- **SOURCE PASSAGE**:
┄┄┄┄┄┄

BISMARCK, North Dakota, February 11, 2011 (LifeSiteNews.com) - A strong majority of lawmakers in the North Dakota House of Representatives on Friday afternoon passed a law that would make it illegal to murder any human being from the moment of their conception.
The Defense of Human Life Act, HB 1450, recognizes every human being at any stage of development as a person under state law with a right to protection.
“The overwhelming community and legislative support for HB 1450 proves that North Dakota could be the first state to recognize the value and dignity of every living human being,” stated Representative Dan Ruby. “The Defense of Human Life Act is just common sense. Of course every human being is a person, and every innocent person should receive legal protection. I am motivated to see women and children protected by HB 1450, and I look forward to its passage in the Senate in the near future.”
While the bill prohibits chemical abortifiacients such as RU-486, it does not apply to emergency contraception, or other “contraception administered before a clinically diagnosable pregnancy.” The bill also exempts legitimate medical procedures that may lead to the death of children in the womb when a woman’s life is in danger. The bill also exempts pregnant women seeking abortions from criminal prosecution.

┄┄┄┄┄┄

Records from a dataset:
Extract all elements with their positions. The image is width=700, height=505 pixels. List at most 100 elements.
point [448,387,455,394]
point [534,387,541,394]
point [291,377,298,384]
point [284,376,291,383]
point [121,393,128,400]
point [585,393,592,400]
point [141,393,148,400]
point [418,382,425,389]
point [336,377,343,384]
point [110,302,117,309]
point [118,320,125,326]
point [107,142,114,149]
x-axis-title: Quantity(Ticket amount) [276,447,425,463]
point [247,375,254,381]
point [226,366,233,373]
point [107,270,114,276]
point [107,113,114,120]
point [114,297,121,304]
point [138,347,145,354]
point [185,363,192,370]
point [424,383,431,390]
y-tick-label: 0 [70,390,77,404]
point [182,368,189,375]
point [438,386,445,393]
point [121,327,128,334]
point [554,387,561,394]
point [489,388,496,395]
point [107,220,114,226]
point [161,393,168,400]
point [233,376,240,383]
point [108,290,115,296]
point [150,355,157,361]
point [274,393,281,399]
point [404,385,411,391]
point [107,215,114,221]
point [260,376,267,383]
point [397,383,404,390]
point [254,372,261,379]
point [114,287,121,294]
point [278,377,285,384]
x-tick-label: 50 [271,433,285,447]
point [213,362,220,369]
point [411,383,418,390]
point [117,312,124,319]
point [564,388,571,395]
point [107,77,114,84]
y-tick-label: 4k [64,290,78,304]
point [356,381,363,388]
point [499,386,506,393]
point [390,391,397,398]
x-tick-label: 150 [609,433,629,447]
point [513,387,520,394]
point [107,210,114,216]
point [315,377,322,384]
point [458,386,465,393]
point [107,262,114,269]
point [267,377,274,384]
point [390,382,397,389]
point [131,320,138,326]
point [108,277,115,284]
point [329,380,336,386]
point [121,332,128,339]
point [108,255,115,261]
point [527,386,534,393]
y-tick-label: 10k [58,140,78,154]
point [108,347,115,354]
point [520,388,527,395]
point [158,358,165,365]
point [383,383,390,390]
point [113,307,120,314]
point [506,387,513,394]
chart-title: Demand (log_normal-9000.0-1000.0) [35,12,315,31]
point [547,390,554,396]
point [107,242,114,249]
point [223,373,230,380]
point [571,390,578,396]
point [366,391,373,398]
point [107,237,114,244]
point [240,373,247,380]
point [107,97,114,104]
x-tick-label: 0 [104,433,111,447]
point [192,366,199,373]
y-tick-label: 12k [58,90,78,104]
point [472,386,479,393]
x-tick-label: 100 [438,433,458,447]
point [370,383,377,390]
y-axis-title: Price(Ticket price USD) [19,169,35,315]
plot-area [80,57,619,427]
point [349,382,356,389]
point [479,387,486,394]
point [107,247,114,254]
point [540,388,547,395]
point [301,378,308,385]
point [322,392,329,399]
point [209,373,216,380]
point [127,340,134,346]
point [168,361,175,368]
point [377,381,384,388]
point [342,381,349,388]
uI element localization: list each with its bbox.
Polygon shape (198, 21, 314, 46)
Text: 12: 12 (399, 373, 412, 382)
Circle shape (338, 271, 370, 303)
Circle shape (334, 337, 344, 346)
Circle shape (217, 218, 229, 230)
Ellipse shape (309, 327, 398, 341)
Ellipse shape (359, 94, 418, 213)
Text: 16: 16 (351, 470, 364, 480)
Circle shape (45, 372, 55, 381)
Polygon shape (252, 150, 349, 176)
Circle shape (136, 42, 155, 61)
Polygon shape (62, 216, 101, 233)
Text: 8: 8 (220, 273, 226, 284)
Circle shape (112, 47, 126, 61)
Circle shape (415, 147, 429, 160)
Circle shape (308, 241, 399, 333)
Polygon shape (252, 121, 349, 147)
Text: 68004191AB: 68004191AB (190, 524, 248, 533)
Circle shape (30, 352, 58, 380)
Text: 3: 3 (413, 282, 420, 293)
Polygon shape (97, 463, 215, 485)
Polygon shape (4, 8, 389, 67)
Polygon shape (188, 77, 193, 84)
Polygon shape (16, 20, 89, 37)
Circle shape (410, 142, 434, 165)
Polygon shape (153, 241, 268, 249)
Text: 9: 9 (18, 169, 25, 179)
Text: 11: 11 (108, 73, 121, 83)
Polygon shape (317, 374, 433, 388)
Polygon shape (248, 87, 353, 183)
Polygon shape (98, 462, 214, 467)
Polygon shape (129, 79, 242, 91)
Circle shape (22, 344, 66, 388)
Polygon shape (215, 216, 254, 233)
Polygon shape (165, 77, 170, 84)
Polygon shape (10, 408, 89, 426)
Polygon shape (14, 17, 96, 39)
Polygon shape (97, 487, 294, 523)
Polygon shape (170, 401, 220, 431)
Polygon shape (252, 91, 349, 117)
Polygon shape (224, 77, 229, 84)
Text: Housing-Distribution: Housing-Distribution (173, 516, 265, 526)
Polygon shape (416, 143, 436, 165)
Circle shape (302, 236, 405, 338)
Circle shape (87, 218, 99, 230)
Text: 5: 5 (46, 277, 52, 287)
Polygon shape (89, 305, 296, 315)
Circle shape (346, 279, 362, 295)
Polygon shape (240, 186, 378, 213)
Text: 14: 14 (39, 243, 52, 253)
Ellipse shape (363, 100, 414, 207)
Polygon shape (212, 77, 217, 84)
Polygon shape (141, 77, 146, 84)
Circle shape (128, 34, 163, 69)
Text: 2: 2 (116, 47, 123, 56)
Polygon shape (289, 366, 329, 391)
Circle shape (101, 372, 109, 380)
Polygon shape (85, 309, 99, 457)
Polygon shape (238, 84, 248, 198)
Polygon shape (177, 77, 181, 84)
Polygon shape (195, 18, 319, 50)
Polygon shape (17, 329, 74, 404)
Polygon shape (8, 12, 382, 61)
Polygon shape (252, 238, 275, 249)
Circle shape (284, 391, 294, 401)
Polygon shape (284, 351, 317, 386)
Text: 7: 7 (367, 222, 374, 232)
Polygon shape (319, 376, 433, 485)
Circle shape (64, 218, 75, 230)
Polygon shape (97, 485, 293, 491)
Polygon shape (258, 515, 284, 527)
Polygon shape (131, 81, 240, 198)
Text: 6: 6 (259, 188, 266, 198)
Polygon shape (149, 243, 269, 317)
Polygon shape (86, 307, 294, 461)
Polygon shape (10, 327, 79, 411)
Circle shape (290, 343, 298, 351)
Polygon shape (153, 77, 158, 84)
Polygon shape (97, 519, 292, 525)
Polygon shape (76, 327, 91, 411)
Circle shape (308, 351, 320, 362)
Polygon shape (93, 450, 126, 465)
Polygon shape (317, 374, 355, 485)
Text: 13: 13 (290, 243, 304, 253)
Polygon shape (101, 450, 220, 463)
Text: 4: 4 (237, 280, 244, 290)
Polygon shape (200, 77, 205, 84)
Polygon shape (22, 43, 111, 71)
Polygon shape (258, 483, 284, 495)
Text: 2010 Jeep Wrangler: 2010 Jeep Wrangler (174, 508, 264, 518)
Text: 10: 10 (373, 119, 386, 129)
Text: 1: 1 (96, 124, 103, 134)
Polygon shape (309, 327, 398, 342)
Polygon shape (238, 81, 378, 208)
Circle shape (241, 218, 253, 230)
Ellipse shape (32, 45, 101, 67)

┄┄┄┄┄┄

- **WORK INSTRUCTION**:
Continue the news report on North Dakota's Defense of Human Life Act from the point where it stops.

- **TASK RESPONSE**:
The bill, supported by ND Right to Life, ND Life League, ND Family Alliance, ND CWFA, and the ND Catholic Conference, passed 68-25 in Friday’s vote.
Daniel Woodard, a legal consultant for North Dakota Right to Life and the North Dakota Life League, told LifeSiteNews.com that the bill would put the one remaining abortion clinic in the state out of business. “This bill should shut down that clinic,” said Woodard.
While the bill also bans the killing of frozen embryos produced by in-vitro fertilization, Woodard said, it would leave the implementation of new regulations to the medical community. “In North Dakota, the legislature has confidence in its medical professional groups to regulate itself,” he said.
While pro-lifers are optimistic about the bill’s survival in the Senate, Woodard said that supporters would “be taking no chances” and continue to lobby for its passage. A vote in the Senate is expected around March 10.
North Dakota Gov. Jack Dalrymple has not stated whether or not he plans to sign the bill.